List every real wrestler whose moves, according to the passage on HammerLock Wrestling below, inspired the game's movesets.

[Opening Passage provided section]

HammerLock Wrestling is a professional wrestling game for the Super NES that was released in 1994. In Japan, this game was called Tenryu Genichiro no Pro Wrestling Revolution (天龍源一郎のプロレスレボリューション). Named after Japanese professional wrestler Genichiro Tenryu and his faction Revolution, the Japanese version of the game uses the official license of the Japanese wrestling promotion Wrestle and Romance.[citation needed]


The game features simultaneous views of the crowd, the ring and a close-up of the action.

The player can choose from 12 fictional wrestlers and compete in four different modes of play. Movesets for this video game have been inspired by Lex Luger, Hulk Hogan, Abdullah the Butcher, Road Warrior Hawk, Yokozuna, and Stan Hansen. There are also 60 different moves to choose from as well as unique finishers for each wrestler.[citation needed]

Exhibition mode allows up to four different players to compete either against each other in singles match or in tag team format. There is also a round-robin tournament with six different wrestlers competing to become the league champion. A standard tournament for up to eight players is also used as an alternative to the round-robin format. The Top Ranking Match puts the players against the other eleven wrestlers in an arcade-like tournament to become the champion. The game is divided into three different screens at times. The middle part shows the current action happening in the ring while the top and bottom parts of the screen are used for close-ups of action sequences such as power moves, illegal moves and finishing maneuvers.[citation needed]


GamePro described HammerLock Wrestling as "an interesting but confusing SNES game." They commented that the division of the screen into three horizontal windows, while aesthetically appealing, makes it hard to stay focused on the action, as well as severely limiting the movements of the wrestlers.[1]


  1. ^ "ProReview: Hammerlock". GamePro (64). IDG. November 1994. p. 160.

[Closing Passage provided section]
[Opening Provided material section]

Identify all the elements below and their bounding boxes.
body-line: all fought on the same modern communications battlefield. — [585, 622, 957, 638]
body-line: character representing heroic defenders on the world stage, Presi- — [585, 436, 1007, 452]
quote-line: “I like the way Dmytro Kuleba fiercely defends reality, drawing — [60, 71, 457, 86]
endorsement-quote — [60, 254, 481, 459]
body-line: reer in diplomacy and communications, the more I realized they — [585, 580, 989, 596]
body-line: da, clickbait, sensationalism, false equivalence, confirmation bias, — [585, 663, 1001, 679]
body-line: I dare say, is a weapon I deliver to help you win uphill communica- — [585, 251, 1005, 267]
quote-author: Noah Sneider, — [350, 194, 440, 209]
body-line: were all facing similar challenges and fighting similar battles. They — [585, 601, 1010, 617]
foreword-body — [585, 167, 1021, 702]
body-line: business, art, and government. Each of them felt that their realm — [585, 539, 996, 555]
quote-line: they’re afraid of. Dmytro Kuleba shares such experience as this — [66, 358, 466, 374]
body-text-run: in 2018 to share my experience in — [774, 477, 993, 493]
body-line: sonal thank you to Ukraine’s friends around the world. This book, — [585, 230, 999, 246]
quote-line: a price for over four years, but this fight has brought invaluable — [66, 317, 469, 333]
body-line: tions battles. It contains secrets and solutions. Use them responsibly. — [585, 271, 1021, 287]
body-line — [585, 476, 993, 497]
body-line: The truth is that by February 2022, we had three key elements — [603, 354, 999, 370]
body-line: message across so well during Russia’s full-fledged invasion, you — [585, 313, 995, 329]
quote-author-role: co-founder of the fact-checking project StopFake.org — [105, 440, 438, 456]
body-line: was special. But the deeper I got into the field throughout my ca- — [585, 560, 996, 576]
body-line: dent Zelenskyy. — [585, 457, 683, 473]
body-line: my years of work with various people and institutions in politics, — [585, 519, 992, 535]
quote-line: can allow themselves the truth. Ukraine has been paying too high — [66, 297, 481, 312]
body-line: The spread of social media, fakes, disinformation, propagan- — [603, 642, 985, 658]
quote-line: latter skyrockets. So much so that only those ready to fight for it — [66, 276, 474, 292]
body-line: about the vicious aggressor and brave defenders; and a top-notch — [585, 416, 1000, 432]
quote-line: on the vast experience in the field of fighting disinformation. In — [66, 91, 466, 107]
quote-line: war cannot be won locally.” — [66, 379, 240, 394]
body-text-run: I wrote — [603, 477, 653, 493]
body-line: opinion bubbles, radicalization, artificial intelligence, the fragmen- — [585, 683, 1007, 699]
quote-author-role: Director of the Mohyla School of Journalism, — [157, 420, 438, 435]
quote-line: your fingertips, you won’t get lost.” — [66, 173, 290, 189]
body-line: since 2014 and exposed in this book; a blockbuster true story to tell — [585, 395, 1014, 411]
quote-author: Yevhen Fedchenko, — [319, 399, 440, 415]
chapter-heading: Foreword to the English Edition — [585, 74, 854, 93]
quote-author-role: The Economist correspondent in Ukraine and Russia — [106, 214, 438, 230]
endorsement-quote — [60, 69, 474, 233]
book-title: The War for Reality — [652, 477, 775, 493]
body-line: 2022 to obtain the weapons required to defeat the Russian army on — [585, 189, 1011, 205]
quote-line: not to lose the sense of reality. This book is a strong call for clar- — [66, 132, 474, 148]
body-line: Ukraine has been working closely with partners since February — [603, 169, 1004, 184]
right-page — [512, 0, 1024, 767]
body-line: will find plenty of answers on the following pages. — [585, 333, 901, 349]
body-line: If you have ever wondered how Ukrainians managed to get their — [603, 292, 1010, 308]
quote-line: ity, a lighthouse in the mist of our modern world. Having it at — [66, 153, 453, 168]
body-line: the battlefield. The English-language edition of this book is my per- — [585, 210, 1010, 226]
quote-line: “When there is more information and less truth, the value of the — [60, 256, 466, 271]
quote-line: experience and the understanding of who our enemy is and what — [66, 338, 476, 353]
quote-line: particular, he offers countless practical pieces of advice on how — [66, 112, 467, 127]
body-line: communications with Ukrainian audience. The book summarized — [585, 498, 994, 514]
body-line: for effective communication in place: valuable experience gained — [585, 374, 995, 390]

[Closing Provided material section]

**Written response**
Lex Luger, Hulk Hogan, Abdullah the Butcher, Road Warrior Hawk, Yokozuna, Stan Hansen